### What is required
From the entries below, pull out each line where "Earrings" appears.

### Input material

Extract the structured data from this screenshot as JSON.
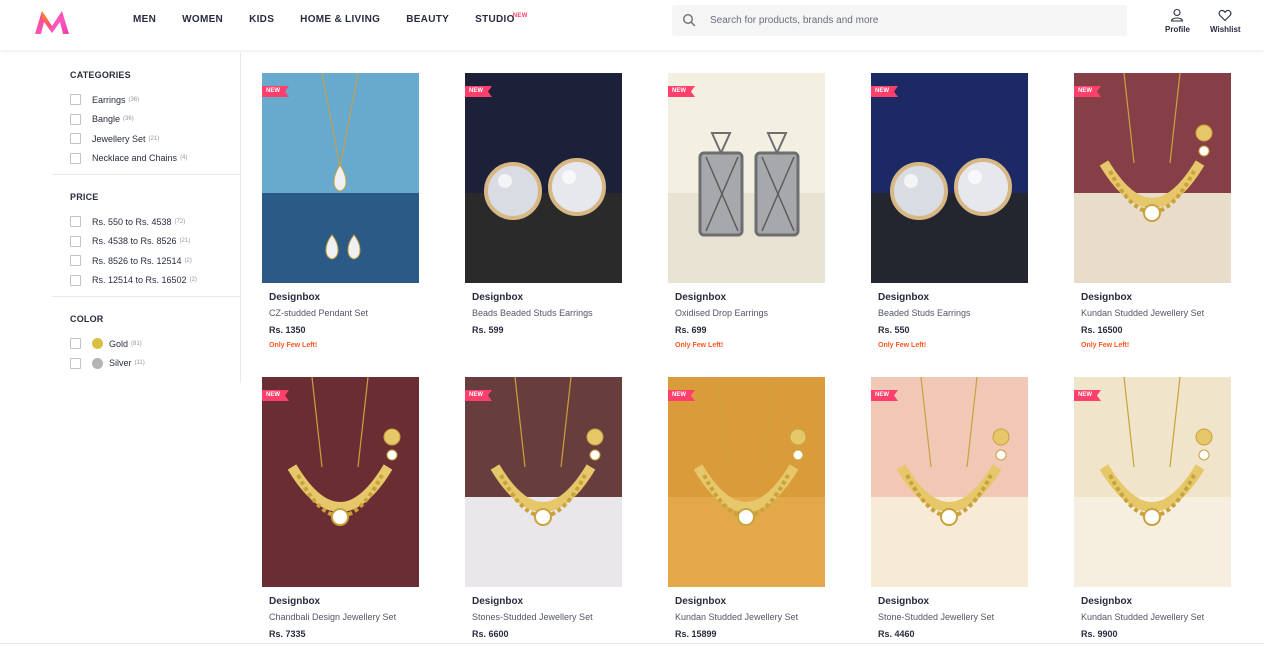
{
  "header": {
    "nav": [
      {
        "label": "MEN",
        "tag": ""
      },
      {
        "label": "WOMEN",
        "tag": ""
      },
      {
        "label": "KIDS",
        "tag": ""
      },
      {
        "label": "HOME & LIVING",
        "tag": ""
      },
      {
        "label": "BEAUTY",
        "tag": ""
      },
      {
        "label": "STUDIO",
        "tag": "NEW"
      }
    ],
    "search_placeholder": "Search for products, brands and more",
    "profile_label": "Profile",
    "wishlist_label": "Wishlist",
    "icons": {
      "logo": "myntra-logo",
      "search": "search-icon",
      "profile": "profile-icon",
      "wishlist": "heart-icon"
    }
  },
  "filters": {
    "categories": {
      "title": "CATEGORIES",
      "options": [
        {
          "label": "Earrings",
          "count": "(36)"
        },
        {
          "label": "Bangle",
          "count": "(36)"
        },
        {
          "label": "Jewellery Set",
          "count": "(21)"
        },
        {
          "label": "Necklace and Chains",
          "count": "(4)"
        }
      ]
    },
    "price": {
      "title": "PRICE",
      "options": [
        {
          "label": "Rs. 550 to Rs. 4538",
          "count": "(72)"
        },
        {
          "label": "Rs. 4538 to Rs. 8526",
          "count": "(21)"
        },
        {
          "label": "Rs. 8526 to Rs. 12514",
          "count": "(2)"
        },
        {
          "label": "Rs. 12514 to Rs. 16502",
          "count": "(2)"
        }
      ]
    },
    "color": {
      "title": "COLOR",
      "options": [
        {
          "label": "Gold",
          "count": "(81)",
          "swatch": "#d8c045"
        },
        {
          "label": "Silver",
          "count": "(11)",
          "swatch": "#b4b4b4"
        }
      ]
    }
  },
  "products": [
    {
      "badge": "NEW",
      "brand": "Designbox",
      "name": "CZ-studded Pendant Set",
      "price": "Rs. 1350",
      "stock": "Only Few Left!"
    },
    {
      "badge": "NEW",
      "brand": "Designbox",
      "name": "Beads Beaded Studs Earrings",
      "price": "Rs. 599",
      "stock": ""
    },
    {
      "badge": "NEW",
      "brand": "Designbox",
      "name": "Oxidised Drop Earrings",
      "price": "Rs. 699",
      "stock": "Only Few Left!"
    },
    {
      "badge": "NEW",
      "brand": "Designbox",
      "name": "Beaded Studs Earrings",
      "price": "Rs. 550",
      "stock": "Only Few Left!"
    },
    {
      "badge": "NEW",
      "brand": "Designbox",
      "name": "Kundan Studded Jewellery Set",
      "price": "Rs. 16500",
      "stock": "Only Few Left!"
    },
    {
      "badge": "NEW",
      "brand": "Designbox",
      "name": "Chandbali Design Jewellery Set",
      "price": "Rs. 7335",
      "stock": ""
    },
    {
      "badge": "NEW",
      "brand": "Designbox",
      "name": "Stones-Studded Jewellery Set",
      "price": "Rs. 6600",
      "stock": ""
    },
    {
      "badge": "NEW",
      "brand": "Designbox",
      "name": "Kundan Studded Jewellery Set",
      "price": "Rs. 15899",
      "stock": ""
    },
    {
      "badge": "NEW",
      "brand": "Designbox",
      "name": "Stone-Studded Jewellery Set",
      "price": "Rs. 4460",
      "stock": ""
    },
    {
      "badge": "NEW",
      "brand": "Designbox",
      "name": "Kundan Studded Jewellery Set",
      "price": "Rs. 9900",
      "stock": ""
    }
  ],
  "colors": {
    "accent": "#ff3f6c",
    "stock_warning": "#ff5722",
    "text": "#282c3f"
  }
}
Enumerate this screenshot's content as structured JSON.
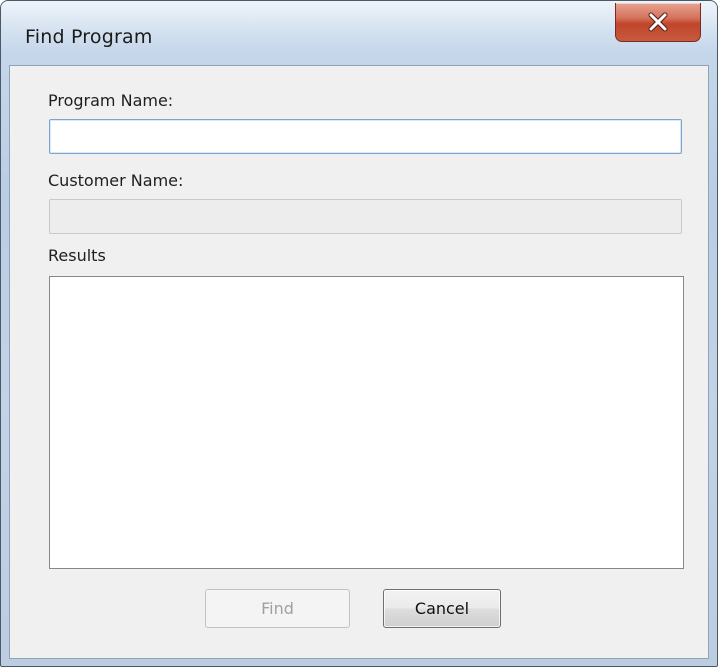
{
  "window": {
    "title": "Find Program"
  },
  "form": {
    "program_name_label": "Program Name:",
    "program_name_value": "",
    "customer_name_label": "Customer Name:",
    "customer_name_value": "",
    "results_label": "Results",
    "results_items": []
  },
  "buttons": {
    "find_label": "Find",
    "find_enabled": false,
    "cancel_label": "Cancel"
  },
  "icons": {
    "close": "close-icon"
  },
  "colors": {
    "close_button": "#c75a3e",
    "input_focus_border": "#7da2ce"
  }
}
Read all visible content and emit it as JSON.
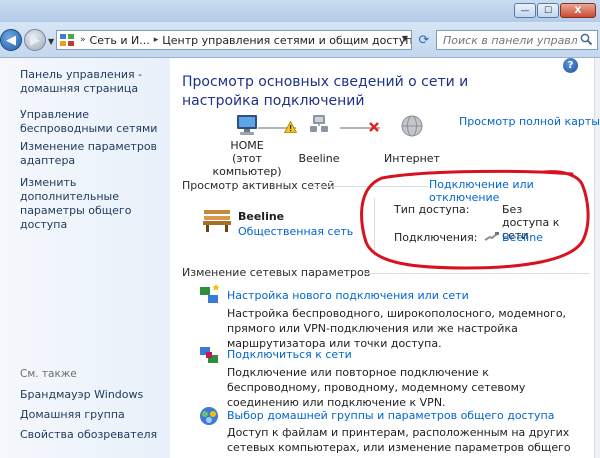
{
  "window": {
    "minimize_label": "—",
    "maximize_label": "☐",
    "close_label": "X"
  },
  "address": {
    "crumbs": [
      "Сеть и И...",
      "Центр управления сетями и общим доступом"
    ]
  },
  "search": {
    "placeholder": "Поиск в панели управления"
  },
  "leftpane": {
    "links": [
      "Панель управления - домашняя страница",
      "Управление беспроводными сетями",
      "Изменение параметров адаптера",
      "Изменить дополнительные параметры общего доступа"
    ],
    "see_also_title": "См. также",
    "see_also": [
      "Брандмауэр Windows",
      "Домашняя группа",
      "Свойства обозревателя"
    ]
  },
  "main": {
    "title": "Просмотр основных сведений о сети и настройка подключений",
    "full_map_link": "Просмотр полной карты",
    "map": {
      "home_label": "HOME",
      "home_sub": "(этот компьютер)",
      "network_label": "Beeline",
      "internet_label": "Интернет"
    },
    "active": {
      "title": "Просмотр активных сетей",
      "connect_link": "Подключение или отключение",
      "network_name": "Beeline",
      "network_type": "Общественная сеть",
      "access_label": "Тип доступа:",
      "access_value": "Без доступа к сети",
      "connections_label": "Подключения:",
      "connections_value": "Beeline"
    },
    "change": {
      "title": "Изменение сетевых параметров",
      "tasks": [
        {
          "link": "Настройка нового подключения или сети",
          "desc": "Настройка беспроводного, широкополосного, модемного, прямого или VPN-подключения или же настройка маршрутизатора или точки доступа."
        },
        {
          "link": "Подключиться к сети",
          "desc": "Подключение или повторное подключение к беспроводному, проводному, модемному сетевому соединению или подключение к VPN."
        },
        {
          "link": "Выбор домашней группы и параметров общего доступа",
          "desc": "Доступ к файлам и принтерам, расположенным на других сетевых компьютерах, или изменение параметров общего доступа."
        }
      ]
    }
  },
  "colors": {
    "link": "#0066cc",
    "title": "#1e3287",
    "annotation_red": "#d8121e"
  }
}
==
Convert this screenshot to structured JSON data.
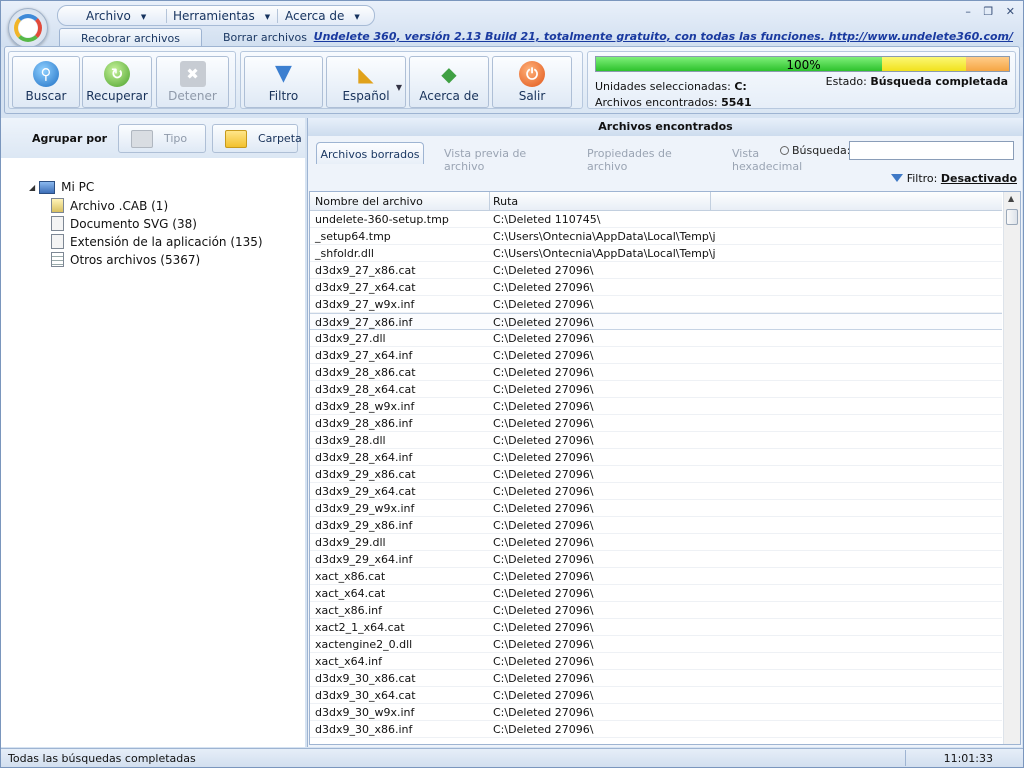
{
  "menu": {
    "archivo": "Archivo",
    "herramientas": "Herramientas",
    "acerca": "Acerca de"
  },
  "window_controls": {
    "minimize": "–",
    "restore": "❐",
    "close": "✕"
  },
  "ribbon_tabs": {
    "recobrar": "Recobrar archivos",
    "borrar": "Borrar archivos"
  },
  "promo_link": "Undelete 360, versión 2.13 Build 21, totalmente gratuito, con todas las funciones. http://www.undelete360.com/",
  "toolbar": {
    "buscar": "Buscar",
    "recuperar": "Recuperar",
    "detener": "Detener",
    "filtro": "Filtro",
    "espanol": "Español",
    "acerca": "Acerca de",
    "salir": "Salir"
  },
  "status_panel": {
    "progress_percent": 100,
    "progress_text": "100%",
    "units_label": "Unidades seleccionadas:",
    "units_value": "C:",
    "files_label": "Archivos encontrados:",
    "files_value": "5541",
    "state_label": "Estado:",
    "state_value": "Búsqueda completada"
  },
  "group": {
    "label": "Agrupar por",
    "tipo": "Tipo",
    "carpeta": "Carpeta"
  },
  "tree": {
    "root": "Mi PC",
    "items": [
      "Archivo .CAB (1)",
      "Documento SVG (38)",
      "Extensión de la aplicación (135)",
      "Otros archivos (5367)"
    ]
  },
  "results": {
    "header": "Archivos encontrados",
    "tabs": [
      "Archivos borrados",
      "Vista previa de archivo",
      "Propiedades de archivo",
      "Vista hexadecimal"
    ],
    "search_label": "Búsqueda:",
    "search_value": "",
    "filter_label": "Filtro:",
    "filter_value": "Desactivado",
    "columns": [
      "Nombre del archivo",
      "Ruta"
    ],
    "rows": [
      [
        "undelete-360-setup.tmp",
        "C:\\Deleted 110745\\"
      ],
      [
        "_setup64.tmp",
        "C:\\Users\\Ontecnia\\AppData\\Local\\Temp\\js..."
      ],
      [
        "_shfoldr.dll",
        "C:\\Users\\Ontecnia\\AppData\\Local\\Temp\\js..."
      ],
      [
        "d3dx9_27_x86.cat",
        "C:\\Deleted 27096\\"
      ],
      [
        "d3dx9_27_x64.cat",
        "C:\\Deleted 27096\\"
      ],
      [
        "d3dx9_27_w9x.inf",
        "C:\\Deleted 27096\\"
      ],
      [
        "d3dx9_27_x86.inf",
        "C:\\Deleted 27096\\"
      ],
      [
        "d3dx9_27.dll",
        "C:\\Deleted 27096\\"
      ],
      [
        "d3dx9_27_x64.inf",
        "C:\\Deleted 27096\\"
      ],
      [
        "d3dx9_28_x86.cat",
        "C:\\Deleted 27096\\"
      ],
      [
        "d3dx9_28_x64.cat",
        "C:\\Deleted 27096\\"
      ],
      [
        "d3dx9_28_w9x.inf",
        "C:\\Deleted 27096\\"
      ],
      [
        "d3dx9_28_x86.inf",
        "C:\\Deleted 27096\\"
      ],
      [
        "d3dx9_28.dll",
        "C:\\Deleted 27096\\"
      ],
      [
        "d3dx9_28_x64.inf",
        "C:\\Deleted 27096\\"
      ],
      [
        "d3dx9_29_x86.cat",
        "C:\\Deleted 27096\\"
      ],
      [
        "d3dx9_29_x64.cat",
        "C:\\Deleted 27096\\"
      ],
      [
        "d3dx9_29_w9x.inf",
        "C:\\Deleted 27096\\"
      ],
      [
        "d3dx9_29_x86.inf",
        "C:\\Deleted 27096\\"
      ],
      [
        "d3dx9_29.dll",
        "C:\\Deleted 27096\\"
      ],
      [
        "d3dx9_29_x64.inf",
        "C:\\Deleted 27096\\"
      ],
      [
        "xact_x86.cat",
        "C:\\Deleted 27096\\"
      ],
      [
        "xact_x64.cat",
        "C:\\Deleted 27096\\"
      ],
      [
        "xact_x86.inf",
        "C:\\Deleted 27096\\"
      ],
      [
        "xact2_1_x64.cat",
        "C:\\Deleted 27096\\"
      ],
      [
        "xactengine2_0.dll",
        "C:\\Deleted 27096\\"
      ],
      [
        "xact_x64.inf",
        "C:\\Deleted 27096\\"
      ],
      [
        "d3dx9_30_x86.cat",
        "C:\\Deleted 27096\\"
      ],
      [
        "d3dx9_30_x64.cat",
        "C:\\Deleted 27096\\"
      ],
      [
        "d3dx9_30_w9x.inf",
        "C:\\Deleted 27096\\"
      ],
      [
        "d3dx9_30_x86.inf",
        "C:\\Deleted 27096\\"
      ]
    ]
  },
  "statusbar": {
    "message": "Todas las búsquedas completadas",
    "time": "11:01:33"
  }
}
==
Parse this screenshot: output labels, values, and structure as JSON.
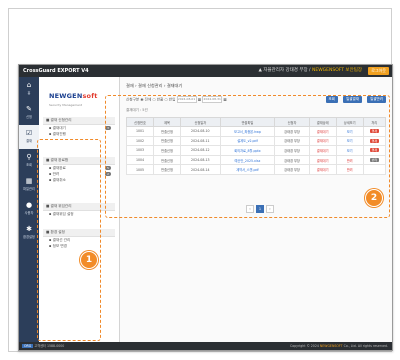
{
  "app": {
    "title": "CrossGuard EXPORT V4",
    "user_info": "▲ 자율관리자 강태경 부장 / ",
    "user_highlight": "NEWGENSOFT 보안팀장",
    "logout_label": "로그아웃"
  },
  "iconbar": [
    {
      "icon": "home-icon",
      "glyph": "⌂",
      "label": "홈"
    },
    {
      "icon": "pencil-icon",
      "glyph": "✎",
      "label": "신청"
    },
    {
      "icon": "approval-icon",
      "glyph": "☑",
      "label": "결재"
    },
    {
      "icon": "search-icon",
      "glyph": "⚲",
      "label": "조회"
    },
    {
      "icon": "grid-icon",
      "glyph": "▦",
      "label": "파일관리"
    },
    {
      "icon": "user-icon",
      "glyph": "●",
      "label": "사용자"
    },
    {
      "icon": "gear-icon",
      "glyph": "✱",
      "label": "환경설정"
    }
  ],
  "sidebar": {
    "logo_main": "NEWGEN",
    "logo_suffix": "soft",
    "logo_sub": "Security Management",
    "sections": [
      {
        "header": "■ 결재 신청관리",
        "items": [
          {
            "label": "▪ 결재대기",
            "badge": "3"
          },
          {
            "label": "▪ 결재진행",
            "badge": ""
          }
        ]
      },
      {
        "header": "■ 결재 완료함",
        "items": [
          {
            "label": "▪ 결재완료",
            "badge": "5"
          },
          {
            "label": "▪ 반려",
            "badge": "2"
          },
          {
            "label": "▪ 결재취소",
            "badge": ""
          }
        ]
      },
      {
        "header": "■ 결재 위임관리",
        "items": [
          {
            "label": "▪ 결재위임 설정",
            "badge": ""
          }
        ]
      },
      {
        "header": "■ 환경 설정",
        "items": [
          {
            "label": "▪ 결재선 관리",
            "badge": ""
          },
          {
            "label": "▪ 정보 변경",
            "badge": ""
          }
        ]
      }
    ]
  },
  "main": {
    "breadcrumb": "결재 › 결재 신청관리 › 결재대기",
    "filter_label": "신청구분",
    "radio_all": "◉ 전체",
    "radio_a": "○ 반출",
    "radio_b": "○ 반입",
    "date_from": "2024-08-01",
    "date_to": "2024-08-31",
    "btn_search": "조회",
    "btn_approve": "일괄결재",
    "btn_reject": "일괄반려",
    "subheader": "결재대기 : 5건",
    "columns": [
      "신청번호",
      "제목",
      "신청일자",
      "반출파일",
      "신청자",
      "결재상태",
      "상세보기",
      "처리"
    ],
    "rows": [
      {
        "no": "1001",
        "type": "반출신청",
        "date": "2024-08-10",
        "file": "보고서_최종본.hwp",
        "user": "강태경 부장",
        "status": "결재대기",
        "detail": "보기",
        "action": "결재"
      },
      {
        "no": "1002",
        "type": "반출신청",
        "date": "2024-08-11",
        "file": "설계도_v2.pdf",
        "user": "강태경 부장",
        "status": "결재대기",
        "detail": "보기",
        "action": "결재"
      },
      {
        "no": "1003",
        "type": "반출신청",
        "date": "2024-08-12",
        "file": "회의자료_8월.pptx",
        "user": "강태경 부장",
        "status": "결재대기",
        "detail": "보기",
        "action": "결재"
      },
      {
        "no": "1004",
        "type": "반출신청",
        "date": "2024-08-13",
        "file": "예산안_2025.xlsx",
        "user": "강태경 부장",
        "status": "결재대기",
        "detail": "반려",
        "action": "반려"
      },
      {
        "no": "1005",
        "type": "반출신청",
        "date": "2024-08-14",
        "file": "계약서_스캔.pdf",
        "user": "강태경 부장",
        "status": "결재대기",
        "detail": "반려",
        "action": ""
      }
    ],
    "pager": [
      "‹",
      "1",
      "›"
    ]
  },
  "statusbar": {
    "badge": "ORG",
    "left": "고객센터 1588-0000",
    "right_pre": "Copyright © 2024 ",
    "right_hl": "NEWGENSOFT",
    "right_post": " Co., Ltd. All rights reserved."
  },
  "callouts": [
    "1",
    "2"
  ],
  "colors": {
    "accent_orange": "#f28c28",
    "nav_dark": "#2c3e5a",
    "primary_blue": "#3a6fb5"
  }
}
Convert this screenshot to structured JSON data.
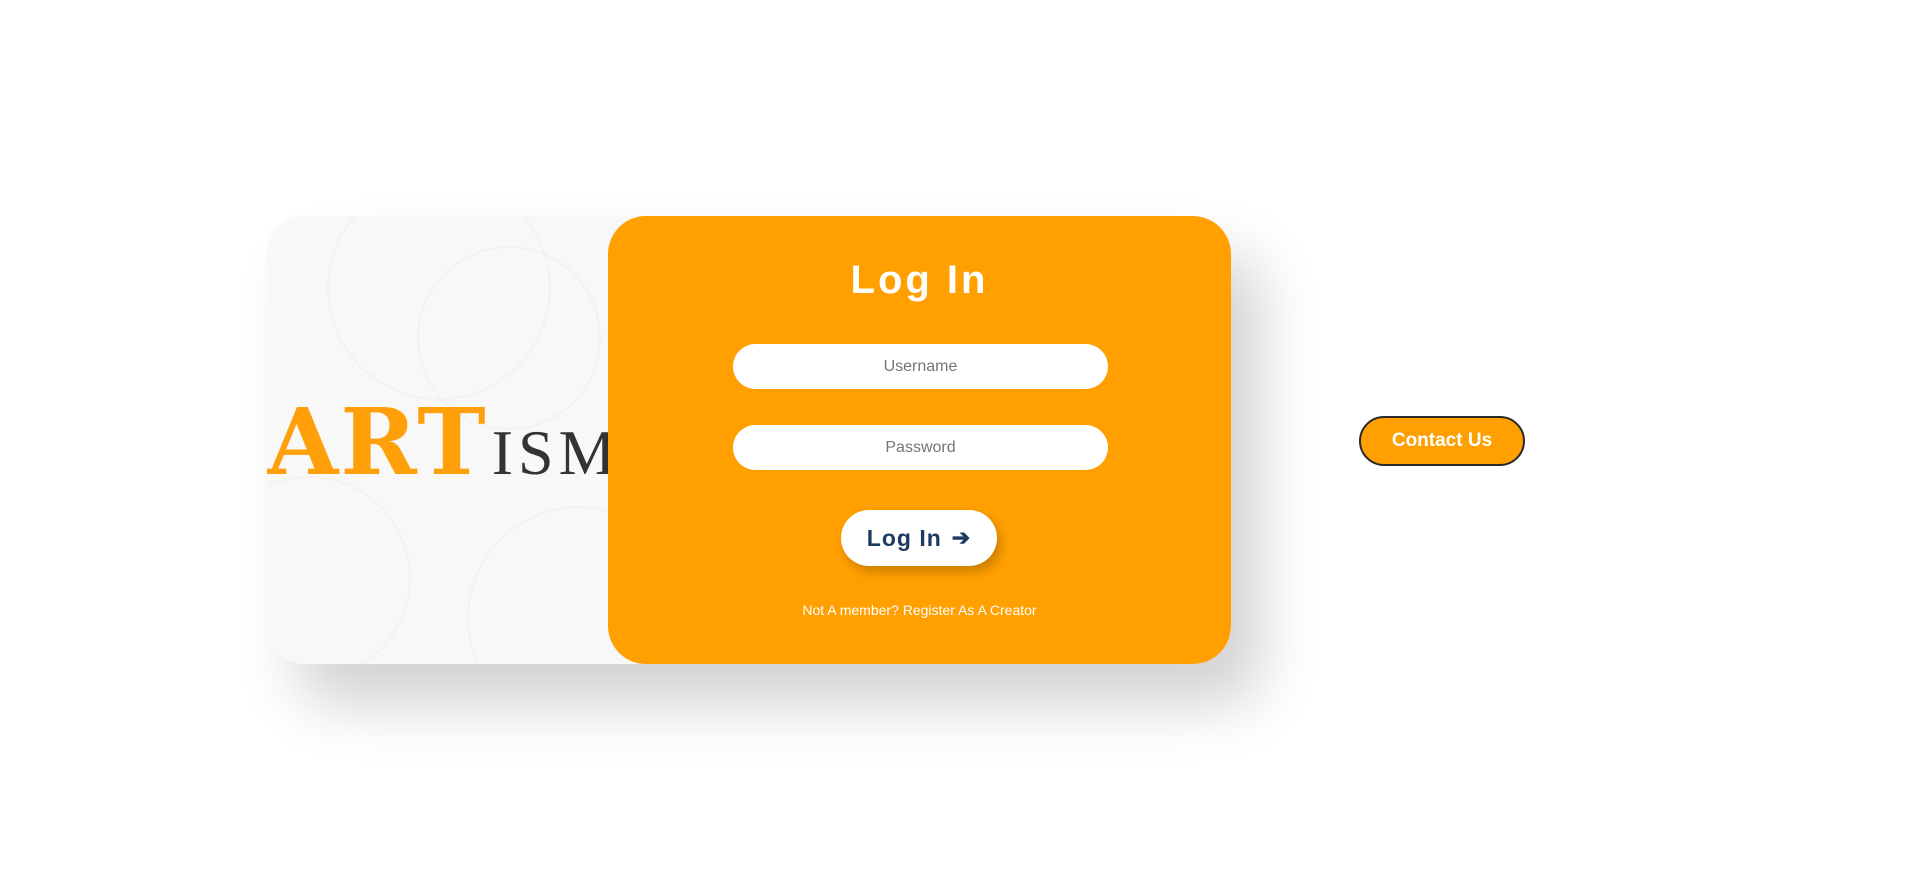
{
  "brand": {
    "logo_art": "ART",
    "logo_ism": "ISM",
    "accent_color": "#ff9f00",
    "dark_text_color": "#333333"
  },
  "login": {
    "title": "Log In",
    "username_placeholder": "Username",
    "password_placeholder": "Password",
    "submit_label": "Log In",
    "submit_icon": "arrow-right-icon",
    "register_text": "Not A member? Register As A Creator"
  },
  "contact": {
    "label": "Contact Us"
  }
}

### Output for this exercise
          "label": "Earrings",
      "name": "Beads Beaded Studs Earrings",
      "name": "Oxidised Drop Earrings",
      "name": "Beaded Studs Earrings",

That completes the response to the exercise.